[Given records start]

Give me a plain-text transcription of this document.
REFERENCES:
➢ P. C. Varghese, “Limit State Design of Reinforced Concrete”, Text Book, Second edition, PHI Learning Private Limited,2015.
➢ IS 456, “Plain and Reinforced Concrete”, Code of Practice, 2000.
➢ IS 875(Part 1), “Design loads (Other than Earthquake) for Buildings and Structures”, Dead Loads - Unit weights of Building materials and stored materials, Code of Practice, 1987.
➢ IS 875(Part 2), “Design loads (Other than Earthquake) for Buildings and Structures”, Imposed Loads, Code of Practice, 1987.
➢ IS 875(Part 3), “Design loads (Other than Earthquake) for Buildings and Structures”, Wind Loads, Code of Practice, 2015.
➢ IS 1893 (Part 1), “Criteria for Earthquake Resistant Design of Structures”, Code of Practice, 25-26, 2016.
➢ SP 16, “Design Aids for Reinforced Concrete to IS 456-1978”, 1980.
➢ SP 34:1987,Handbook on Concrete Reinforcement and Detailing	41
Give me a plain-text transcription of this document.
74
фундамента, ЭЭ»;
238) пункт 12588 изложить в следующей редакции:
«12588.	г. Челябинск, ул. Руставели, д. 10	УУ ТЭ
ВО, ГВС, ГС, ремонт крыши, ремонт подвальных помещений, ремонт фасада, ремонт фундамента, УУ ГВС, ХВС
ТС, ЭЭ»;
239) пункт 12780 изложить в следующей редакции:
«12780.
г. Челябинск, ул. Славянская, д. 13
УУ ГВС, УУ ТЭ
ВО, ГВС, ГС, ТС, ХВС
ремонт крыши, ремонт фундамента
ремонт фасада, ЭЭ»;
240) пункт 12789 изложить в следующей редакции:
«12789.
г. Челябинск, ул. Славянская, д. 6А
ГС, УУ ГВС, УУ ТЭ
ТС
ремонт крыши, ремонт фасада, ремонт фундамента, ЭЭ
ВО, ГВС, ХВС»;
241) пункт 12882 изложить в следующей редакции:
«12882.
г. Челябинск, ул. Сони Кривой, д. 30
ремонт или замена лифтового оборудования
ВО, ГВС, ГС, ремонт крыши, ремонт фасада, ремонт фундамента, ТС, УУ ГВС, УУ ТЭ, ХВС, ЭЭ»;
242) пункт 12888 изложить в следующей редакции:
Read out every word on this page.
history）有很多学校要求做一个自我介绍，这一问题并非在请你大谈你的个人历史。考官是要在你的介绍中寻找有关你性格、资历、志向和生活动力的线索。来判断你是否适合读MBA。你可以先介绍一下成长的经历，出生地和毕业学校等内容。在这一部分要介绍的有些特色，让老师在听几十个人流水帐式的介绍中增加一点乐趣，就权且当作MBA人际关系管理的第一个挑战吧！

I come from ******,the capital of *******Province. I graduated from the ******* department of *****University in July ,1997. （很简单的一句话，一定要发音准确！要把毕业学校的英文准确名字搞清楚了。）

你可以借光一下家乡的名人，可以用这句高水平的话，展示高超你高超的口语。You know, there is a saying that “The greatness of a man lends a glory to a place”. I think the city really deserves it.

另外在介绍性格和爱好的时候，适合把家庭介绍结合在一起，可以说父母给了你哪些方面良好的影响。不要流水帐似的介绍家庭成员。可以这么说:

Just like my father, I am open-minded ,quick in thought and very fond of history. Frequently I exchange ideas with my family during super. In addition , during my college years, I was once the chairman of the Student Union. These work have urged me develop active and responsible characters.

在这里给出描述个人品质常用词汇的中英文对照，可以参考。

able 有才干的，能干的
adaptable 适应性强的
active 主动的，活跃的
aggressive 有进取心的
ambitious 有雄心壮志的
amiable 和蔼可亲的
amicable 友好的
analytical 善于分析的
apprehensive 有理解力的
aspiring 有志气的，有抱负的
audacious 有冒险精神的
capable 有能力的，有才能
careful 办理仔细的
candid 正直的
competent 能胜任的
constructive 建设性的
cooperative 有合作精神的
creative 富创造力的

[Given records end]

▶ _Exercise_: Among the records above, how many lines carry the string "history"? Reply with the number alone.

▶ _Output for this exercise_: 2